### Task details
Find all lines in the listing that include the word "floor", then copy them.
┄┄┄┄┄┄
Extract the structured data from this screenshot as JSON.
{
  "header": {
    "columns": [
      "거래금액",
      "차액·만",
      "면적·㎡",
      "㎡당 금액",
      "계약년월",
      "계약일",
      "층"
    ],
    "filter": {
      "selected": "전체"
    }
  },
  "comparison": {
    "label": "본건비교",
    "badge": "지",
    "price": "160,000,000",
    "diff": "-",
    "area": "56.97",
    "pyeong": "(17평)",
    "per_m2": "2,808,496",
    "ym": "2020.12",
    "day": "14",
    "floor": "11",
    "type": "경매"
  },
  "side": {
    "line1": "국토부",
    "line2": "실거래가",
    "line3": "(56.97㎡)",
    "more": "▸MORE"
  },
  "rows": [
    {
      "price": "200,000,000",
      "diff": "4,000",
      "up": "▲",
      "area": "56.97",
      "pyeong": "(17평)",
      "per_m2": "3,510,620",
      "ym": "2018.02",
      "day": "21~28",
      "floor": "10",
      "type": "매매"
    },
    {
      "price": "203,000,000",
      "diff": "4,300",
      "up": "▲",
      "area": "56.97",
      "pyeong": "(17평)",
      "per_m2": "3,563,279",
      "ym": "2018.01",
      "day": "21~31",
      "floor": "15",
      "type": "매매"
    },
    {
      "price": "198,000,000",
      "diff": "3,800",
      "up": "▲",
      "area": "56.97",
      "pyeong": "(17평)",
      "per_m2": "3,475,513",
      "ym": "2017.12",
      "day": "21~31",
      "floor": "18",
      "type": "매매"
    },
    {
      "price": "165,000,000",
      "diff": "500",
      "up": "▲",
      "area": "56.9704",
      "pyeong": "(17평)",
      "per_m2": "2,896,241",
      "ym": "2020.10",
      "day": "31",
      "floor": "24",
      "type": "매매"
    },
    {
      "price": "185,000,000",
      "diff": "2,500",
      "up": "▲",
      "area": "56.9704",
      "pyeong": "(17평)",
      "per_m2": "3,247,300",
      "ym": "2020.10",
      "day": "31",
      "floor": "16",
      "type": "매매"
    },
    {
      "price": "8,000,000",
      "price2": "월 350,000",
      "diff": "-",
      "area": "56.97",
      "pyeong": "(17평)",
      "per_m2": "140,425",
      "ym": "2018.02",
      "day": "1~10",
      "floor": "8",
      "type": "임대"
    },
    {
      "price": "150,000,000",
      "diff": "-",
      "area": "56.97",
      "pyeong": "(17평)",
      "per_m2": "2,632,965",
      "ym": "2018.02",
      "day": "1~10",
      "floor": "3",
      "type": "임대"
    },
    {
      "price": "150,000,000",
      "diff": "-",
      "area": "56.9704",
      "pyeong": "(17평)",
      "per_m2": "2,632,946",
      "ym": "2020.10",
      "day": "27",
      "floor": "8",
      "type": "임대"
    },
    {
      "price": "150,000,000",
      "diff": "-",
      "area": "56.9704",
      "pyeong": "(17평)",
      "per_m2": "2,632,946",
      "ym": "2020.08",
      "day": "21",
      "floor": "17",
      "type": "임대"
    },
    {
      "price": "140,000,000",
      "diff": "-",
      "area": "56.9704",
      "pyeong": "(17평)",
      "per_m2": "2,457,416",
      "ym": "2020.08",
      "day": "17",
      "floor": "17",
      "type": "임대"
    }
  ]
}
┄┄┄┄┄┄
### Written response
    "floor": "11",
      "floor": "10",
      "floor": "15",
      "floor": "18",
      "floor": "24",
      "floor": "16",
      "floor": "8",
      "floor": "3",
      "floor": "8",
      "floor": "17",
      "floor": "17",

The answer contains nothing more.